— begin Data for the task —

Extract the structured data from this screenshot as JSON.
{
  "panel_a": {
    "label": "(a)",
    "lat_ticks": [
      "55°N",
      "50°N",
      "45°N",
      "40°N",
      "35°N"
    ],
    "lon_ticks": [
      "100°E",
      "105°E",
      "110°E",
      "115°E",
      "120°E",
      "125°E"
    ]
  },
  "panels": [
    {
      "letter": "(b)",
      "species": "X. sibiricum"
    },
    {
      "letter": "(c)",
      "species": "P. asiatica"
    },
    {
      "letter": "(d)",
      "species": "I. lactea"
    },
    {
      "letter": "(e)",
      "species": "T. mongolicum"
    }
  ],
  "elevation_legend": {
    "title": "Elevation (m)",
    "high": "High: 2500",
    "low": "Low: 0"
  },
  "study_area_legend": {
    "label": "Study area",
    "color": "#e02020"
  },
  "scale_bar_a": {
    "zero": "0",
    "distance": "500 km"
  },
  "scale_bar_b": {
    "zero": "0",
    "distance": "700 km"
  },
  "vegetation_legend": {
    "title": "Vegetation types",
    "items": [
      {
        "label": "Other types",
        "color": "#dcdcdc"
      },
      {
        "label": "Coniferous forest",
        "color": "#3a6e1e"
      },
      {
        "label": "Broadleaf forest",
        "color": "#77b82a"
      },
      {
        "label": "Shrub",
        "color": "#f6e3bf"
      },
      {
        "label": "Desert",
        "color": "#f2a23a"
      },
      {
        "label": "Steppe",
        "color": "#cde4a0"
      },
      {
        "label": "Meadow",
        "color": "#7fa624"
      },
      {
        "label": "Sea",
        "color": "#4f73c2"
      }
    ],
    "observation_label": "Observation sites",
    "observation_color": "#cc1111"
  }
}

— end Data for the task —

Short exercise.
Provide an exact reproduction of all the entries shown above.

Exercise output.
Extract the structured data from this screenshot as JSON.
{
  "panel_a": {
    "label": "(a)",
    "lat_ticks": [
      "55°N",
      "50°N",
      "45°N",
      "40°N",
      "35°N"
    ],
    "lon_ticks": [
      "100°E",
      "105°E",
      "110°E",
      "115°E",
      "120°E",
      "125°E"
    ]
  },
  "panels": [
    {
      "letter": "(b)",
      "species": "X. sibiricum"
    },
    {
      "letter": "(c)",
      "species": "P. asiatica"
    },
    {
      "letter": "(d)",
      "species": "I. lactea"
    },
    {
      "letter": "(e)",
      "species": "T. mongolicum"
    }
  ],
  "elevation_legend": {
    "title": "Elevation (m)",
    "high": "High: 2500",
    "low": "Low: 0"
  },
  "study_area_legend": {
    "label": "Study area",
    "color": "#e02020"
  },
  "scale_bar_a": {
    "zero": "0",
    "distance": "500 km"
  },
  "scale_bar_b": {
    "zero": "0",
    "distance": "700 km"
  },
  "vegetation_legend": {
    "title": "Vegetation types",
    "items": [
      {
        "label": "Other types",
        "color": "#dcdcdc"
      },
      {
        "label": "Coniferous forest",
        "color": "#3a6e1e"
      },
      {
        "label": "Broadleaf forest",
        "color": "#77b82a"
      },
      {
        "label": "Shrub",
        "color": "#f6e3bf"
      },
      {
        "label": "Desert",
        "color": "#f2a23a"
      },
      {
        "label": "Steppe",
        "color": "#cde4a0"
      },
      {
        "label": "Meadow",
        "color": "#7fa624"
      },
      {
        "label": "Sea",
        "color": "#4f73c2"
      }
    ],
    "observation_label": "Observation sites",
    "observation_color": "#cc1111"
  }
}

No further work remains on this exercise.